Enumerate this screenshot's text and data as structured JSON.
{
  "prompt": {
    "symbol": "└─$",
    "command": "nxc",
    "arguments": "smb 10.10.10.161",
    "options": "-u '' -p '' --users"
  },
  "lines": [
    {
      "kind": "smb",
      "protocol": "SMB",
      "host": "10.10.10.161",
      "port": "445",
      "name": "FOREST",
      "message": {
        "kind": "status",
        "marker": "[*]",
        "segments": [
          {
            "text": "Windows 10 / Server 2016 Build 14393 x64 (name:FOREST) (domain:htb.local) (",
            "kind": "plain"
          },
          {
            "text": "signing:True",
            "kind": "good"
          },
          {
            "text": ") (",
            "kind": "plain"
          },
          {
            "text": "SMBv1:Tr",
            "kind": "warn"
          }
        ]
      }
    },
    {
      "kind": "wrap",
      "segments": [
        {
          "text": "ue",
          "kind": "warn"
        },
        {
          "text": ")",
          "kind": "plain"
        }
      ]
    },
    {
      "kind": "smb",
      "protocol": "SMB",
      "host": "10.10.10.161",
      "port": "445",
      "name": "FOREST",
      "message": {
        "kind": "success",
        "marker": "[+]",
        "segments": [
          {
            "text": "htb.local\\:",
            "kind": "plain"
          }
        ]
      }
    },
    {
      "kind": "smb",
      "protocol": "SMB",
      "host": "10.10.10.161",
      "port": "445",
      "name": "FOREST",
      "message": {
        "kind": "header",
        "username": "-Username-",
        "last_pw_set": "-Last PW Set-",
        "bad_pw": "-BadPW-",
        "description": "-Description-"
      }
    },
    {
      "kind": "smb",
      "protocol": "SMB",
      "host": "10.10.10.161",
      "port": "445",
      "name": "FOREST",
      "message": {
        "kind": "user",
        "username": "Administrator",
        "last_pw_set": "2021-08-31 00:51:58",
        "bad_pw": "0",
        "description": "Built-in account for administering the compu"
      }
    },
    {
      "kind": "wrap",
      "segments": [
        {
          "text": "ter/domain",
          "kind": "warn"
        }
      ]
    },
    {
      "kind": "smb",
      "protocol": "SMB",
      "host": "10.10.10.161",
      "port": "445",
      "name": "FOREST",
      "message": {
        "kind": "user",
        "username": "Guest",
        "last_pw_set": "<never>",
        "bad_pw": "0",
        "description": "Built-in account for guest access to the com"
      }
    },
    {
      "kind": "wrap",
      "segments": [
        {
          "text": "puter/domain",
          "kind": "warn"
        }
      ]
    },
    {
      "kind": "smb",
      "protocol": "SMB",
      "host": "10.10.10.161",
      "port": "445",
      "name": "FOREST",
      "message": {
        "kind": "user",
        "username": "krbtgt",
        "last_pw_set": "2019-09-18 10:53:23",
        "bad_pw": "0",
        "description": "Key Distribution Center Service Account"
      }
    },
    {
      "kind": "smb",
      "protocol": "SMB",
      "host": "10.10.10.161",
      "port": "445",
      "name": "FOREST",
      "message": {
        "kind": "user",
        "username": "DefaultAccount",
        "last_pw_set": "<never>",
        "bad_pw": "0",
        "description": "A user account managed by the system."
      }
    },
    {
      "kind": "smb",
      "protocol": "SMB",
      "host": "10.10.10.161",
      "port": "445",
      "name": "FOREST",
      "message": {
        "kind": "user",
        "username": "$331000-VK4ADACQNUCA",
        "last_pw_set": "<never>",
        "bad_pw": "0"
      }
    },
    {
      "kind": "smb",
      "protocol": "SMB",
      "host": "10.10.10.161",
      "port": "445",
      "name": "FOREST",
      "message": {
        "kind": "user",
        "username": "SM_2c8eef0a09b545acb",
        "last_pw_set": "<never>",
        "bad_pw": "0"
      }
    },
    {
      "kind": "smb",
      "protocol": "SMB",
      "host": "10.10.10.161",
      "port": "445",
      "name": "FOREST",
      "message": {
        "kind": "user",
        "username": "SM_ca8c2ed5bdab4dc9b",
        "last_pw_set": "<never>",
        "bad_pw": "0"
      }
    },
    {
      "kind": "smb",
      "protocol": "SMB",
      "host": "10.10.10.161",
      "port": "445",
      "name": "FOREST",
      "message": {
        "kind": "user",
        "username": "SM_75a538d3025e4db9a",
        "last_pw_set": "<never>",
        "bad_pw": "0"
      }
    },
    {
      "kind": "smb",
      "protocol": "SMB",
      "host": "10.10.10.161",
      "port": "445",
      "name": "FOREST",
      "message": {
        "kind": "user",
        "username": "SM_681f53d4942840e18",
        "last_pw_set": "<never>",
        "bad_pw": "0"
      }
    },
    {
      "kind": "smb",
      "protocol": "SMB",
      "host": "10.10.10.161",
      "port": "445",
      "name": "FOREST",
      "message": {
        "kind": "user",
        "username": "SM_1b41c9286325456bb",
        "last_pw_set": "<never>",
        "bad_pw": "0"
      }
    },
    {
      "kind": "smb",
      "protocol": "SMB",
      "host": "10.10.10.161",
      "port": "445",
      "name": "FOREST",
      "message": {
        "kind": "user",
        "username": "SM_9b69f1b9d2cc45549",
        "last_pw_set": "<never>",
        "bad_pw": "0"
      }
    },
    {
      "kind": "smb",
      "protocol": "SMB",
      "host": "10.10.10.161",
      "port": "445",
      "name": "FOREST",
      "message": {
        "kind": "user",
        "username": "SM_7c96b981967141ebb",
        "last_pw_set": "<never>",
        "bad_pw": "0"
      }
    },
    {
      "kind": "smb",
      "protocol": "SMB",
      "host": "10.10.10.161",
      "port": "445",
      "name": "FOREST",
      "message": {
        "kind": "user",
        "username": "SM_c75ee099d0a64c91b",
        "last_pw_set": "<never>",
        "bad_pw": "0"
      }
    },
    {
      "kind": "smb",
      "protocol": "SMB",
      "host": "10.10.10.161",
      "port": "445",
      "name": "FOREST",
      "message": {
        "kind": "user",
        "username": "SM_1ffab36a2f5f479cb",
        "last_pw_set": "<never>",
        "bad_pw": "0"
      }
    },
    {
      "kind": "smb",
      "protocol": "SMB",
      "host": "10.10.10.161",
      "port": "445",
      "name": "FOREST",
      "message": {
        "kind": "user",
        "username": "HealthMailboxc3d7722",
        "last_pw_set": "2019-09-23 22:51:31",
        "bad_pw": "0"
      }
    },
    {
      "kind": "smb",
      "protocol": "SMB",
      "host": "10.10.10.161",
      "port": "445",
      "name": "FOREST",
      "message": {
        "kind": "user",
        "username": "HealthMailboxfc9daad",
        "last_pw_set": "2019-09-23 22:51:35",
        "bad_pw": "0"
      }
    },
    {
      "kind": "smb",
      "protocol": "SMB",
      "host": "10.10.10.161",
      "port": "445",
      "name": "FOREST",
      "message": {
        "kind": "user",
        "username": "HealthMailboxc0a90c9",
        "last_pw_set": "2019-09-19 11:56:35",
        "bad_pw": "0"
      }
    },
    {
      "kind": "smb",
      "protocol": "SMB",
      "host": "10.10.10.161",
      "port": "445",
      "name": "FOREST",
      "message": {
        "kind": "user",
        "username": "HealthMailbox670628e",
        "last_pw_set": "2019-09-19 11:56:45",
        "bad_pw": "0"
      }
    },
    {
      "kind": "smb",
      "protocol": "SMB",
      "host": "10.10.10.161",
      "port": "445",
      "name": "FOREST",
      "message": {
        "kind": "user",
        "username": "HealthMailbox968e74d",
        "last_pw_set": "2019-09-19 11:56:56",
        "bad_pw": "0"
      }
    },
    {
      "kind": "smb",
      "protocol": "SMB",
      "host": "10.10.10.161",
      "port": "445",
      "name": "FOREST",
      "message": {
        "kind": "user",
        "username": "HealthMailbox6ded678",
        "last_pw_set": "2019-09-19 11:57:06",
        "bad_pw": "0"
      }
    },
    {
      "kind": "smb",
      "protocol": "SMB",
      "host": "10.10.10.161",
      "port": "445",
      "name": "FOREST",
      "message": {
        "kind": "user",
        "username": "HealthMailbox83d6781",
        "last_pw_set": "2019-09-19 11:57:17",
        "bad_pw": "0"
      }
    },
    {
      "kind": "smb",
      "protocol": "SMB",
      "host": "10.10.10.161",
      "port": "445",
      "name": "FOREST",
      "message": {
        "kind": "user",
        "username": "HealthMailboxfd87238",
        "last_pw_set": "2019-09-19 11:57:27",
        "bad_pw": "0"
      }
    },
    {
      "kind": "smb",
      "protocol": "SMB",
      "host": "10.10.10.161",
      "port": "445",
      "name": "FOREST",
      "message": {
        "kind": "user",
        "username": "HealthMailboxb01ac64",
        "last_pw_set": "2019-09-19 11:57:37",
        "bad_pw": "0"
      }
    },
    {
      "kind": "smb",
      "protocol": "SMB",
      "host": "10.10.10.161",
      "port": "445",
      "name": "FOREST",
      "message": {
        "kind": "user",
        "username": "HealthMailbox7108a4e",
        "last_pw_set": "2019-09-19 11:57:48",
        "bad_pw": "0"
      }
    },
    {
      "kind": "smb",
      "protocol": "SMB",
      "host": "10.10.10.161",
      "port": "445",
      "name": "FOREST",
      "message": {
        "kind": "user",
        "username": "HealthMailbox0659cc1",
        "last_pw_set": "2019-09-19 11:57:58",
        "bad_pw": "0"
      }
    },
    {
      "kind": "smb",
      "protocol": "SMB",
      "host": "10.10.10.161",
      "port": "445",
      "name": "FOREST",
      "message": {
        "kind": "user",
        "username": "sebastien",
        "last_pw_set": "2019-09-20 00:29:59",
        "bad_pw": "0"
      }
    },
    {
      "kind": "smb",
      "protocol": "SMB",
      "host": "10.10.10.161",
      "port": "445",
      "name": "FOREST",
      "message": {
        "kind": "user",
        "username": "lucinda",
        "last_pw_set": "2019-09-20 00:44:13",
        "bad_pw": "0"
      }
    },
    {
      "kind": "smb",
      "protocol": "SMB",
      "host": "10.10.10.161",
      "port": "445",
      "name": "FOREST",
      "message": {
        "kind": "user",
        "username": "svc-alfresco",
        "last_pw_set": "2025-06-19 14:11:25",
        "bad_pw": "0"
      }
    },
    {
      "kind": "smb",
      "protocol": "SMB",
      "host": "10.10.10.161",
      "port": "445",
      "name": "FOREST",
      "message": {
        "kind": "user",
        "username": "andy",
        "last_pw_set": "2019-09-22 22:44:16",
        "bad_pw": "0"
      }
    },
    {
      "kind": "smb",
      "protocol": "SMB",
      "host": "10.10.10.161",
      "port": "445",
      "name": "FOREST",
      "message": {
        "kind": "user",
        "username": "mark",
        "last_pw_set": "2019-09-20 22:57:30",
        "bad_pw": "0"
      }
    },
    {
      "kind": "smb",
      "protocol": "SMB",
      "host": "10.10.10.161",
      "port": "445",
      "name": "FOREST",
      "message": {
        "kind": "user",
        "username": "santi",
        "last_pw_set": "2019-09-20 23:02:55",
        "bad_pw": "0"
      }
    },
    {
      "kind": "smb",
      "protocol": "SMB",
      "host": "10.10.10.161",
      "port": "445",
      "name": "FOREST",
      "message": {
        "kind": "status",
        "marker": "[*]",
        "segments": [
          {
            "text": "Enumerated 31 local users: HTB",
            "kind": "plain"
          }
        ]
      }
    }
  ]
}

=-=-=-=-=

Take each line containing the string "local" and copy it out.

» Solution to this task
            "text": "Windows 10 / Server 2016 Build 14393 x64 (name:FOREST) (domain:htb.local) (",
            "text": "htb.local\\:",
            "text": "Enumerated 31 local users: HTB",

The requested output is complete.